Page extract:
The removal of Tamara Kunanayakam as Sri Lanka’s Permanent Representative to the UN in Geneva highlights the fact that the forces moving against some of our political appointees in missions overseas are bigger than first imagined – and signals that the government may be opting to pursue the path of engagement as opposed to antagonism after the disaster that was Geneva. There is a lesson here for political appointees seeking to expand their personal political ideologies at the cost of Sri Lanka’s national interest – there is no space left in post-resolution diplomacy, for that kind of fooling around


By Dharisha Bastians

 

“An offensive strategy would have permitted us to challenge our opponents, their failure to respect international human rights and humanitarian law, instead of us becoming their victims. We should have been in a position to expose their hypocrisy, their double standards.....There is plenty of evidence to challenge the independence of so-called NGOs campaigning against Sri Lanka. Human Rights Watch, Amnesty International, Reporters without Borders, International Crisis Group, and Freedom House, are directly linked to USAID and the National Endowment for Democracy or NED, which, since the Reagan years, receives millions of dollars to do what the intelligences services cannot do. We could have challenged their status in the United Nations and disarmed them!”

 

-          Sri Lanka’s Permanent Representative to the UN in Geneva, Tamara Kunanayakam, in an interview with Lakbima News on 6 May, 2012.


A little over a week ago, External Affairs Minister G.L. Peiris made a phone call to Sri Lanka’s Permanent Mission to the UN in Geneva, to speak with Ambassador Tamara Kunanayakam. News of the phone call and the conversation between the Minister and the ambassador was in the public domain within a matter of hours. Ambassador Kunanayakam was being asked to politely step aside and take up a different posting in either Brazil or Cuba. The Minister phrased the delicate matter by prefacing the news of the transfer with the announcement that President Mahinda Rajapaksa would be visiting Brasilia soon and would require a senior official with expertise about South America to prepare the groundwork for his visit.

Dataset extract:
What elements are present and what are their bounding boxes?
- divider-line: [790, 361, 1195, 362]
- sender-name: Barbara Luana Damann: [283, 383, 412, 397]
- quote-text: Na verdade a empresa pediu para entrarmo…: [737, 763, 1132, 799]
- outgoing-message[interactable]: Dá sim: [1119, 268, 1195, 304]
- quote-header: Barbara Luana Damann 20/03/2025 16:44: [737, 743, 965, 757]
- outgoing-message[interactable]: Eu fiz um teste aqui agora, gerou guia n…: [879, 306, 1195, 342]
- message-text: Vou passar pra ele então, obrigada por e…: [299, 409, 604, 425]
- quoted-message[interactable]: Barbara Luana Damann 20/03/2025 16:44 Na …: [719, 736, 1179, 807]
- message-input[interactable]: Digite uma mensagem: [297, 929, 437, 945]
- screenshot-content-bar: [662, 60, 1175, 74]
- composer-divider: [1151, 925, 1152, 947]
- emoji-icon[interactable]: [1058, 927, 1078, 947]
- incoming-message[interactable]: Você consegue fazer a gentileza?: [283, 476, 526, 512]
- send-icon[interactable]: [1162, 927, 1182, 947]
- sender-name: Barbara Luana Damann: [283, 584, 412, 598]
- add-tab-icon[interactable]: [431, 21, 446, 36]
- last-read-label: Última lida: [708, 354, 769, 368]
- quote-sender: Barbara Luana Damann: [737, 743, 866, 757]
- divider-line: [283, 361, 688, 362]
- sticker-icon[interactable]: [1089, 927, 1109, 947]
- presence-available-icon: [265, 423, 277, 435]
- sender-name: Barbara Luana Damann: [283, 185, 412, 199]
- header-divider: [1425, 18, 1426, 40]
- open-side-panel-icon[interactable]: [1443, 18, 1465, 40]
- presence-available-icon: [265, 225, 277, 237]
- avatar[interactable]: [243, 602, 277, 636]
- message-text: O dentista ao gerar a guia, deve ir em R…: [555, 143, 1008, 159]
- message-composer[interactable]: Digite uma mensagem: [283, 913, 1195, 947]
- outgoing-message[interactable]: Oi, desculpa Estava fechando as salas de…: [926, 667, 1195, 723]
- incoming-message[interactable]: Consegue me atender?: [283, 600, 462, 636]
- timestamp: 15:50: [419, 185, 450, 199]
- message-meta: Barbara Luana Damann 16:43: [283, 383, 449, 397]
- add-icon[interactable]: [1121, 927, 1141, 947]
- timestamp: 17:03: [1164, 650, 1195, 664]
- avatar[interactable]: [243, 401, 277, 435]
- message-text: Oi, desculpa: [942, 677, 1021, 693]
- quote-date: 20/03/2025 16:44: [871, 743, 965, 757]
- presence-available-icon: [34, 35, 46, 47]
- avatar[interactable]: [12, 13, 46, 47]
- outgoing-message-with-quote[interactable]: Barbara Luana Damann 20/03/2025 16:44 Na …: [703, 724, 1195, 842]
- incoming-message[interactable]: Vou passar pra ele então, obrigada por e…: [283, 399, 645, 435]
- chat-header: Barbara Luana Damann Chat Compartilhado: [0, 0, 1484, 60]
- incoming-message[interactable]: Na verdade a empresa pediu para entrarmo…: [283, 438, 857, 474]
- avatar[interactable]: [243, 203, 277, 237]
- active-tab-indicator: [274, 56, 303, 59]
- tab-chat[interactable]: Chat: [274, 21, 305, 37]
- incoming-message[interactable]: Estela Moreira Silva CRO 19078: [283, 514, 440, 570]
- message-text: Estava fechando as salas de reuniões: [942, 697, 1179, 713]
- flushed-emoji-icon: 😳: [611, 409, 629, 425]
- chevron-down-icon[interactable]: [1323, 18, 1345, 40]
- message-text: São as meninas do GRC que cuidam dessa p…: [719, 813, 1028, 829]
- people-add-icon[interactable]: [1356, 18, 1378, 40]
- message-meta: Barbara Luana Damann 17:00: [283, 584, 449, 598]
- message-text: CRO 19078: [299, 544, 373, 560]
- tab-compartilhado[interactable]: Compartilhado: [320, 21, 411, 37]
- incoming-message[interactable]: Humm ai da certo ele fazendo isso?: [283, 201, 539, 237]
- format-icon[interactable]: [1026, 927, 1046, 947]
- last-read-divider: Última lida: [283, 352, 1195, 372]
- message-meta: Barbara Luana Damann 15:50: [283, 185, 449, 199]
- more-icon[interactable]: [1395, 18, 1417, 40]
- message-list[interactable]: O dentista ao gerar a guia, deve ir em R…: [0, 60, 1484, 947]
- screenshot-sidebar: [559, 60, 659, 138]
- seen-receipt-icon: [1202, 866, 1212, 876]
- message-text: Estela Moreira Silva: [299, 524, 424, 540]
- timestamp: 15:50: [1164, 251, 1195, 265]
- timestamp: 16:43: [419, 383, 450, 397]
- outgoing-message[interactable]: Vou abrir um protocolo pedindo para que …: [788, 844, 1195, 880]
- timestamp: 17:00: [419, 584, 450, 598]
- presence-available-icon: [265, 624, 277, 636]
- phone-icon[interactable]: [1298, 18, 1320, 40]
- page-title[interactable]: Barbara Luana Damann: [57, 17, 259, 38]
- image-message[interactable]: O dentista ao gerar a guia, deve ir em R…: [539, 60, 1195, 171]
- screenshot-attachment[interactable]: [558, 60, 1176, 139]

Stated goal:
In the article on Tamara Kunanayakam's removal, rewrite the stretch from "-          Sri Lanka’s" through "for his visit.", substituting "telephone call" for "phone call".

Solution to the problem:
-          Sri Lanka’s Permanent Representative to the UN in Geneva, Tamara Kunanayakam, in an interview with Lakbima News on 6 May, 2012.


A little over a week ago, External Affairs Minister G.L. Peiris made a telephone call to Sri Lanka’s Permanent Mission to the UN in Geneva, to speak with Ambassador Tamara Kunanayakam. News of the telephone call and the conversation between the Minister and the ambassador was in the public domain within a matter of hours. Ambassador Kunanayakam was being asked to politely step aside and take up a different posting in either Brazil or Cuba. The Minister phrased the delicate matter by prefacing the news of the transfer with the announcement that President Mahinda Rajapaksa would be visiting Brasilia soon and would require a senior official with expertise about South America to prepare the groundwork for his visit.